_TASK STATEMENT:_
Scan the records below. List lines holding "드레스셔츠입니다".

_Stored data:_

-- begin --

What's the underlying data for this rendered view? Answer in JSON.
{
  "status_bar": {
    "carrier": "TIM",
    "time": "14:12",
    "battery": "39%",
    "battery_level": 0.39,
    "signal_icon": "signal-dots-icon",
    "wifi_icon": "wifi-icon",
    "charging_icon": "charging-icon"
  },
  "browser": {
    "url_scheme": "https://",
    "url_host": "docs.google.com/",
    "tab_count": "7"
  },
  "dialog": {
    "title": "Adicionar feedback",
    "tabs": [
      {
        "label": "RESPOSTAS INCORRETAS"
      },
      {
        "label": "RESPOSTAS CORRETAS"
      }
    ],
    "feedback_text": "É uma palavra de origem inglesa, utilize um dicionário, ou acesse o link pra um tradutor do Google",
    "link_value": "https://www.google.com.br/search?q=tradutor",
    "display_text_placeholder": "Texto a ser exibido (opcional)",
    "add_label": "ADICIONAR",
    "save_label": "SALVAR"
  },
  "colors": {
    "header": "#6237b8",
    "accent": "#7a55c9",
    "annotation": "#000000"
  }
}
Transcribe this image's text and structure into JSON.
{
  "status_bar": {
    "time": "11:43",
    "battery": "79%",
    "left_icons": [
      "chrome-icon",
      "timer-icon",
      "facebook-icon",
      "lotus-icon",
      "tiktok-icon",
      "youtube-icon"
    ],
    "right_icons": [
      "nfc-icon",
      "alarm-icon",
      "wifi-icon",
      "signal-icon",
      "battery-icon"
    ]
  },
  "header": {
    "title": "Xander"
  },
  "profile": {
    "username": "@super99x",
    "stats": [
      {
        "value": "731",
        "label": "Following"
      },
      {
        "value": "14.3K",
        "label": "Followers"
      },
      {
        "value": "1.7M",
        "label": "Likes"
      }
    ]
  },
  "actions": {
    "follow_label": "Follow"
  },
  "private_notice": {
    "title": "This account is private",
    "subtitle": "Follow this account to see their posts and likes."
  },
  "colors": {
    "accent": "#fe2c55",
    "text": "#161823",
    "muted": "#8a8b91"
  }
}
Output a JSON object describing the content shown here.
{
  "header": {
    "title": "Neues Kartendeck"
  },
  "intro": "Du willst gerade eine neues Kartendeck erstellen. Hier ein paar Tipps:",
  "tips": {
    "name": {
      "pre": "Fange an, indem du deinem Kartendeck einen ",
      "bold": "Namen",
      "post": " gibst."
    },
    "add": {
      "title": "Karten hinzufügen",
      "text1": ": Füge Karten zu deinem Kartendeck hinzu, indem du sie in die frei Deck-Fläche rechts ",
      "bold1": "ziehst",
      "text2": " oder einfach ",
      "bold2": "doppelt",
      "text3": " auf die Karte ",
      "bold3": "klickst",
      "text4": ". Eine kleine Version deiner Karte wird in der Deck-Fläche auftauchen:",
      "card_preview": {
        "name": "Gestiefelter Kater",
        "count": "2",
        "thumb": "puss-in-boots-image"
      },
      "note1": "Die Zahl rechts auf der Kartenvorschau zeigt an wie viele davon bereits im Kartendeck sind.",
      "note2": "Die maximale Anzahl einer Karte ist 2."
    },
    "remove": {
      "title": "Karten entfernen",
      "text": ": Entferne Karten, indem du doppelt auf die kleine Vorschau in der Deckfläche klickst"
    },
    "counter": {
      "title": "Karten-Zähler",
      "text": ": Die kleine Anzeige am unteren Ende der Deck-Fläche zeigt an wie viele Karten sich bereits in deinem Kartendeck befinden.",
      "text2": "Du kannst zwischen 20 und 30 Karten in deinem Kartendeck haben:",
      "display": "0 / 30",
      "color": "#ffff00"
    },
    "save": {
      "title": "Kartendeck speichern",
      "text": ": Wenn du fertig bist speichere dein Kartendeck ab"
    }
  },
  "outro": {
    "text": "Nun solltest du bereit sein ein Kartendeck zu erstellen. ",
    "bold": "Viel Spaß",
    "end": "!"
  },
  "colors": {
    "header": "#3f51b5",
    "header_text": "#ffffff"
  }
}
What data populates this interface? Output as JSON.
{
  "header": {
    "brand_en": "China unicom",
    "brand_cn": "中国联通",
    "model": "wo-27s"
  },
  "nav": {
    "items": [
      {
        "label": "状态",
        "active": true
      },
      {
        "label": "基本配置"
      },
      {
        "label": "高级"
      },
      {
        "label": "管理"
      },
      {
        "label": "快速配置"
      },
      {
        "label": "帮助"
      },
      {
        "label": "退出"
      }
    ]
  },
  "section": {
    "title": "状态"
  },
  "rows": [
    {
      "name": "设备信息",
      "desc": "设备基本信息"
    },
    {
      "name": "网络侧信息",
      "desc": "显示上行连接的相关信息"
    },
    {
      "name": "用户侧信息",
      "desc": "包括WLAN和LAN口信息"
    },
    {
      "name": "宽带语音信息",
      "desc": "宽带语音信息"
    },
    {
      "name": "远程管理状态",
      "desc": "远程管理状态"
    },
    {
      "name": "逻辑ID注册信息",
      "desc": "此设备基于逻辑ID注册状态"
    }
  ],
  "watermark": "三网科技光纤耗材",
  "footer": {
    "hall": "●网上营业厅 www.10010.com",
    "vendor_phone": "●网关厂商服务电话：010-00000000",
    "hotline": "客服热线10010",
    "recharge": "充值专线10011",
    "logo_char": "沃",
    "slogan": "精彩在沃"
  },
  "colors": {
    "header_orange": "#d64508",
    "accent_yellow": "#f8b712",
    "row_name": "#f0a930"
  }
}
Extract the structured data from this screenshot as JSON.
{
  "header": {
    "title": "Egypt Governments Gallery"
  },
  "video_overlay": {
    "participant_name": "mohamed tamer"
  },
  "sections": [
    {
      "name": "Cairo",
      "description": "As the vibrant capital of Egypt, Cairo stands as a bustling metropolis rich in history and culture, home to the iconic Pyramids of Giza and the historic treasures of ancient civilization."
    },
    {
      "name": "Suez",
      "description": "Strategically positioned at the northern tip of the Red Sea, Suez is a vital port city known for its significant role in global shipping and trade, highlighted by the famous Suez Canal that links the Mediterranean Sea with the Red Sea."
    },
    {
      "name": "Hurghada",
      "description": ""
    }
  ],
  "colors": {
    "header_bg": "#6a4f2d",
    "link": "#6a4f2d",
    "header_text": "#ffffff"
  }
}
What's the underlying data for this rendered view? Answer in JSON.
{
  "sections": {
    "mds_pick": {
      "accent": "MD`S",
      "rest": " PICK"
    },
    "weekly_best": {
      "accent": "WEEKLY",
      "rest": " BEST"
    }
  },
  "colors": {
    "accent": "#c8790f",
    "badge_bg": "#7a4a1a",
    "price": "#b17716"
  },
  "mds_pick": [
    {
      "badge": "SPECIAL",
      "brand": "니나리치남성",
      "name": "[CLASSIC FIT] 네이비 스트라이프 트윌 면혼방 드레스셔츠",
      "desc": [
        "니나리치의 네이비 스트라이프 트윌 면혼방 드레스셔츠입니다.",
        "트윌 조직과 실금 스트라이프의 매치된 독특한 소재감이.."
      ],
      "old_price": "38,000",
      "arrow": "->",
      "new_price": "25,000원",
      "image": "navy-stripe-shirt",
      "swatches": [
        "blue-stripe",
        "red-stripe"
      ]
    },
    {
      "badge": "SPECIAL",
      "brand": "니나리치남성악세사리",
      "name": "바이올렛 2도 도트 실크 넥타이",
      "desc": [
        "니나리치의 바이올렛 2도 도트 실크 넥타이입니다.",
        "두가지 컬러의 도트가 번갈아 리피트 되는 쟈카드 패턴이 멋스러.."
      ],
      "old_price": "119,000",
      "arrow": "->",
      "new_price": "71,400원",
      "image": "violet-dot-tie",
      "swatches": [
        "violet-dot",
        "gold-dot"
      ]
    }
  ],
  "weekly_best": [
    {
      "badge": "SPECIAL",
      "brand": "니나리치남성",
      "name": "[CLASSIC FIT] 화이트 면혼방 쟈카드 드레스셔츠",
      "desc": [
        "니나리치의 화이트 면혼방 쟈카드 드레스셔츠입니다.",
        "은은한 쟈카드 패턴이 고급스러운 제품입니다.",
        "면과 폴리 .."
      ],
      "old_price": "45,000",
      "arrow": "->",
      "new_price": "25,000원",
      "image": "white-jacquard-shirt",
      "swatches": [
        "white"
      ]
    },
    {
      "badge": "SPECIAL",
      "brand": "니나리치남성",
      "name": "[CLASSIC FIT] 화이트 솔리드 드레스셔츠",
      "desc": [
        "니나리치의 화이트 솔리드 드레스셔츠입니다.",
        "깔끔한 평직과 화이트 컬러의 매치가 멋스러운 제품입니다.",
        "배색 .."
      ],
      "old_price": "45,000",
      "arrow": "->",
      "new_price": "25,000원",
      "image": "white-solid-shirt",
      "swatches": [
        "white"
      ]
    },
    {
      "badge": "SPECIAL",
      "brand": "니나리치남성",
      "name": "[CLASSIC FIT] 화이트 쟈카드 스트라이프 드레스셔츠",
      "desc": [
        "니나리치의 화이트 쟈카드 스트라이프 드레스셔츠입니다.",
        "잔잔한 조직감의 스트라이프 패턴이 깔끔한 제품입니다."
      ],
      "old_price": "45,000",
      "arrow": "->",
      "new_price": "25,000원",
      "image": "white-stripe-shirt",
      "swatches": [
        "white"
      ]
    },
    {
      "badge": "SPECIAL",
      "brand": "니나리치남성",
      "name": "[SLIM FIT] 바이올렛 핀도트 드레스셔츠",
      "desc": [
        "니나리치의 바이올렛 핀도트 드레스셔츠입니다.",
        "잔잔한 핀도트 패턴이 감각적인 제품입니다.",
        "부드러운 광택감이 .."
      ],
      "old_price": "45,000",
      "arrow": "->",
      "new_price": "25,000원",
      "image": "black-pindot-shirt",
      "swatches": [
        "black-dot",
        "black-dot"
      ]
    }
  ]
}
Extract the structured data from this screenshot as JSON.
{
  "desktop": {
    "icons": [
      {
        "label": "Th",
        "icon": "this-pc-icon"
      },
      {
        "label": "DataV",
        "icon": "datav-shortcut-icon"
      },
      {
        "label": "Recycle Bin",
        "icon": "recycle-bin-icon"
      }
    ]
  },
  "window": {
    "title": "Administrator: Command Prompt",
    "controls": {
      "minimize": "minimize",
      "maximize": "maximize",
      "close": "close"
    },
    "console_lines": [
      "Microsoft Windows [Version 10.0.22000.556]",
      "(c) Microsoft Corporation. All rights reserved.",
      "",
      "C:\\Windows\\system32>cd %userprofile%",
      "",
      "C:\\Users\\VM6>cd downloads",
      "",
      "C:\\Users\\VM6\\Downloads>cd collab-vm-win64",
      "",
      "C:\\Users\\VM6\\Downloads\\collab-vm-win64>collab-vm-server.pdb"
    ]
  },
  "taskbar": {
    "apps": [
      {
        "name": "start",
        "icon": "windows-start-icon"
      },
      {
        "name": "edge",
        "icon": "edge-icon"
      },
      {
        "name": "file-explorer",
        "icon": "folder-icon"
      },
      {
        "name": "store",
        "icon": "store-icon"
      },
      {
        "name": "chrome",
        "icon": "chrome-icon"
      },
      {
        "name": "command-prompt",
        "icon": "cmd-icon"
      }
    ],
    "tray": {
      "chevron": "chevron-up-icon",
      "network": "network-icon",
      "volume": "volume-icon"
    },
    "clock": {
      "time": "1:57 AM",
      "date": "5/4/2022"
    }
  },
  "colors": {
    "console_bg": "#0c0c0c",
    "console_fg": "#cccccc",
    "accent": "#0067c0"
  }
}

-- end --

_SOLUTION TO THIS EXERCISE:_
        "니나리치의 네이비 스트라이프 트윌 면혼방 드레스셔츠입니다.",
        "니나리치의 화이트 면혼방 쟈카드 드레스셔츠입니다.",
        "니나리치의 화이트 솔리드 드레스셔츠입니다.",
        "니나리치의 화이트 쟈카드 스트라이프 드레스셔츠입니다.",
        "니나리치의 바이올렛 핀도트 드레스셔츠입니다.",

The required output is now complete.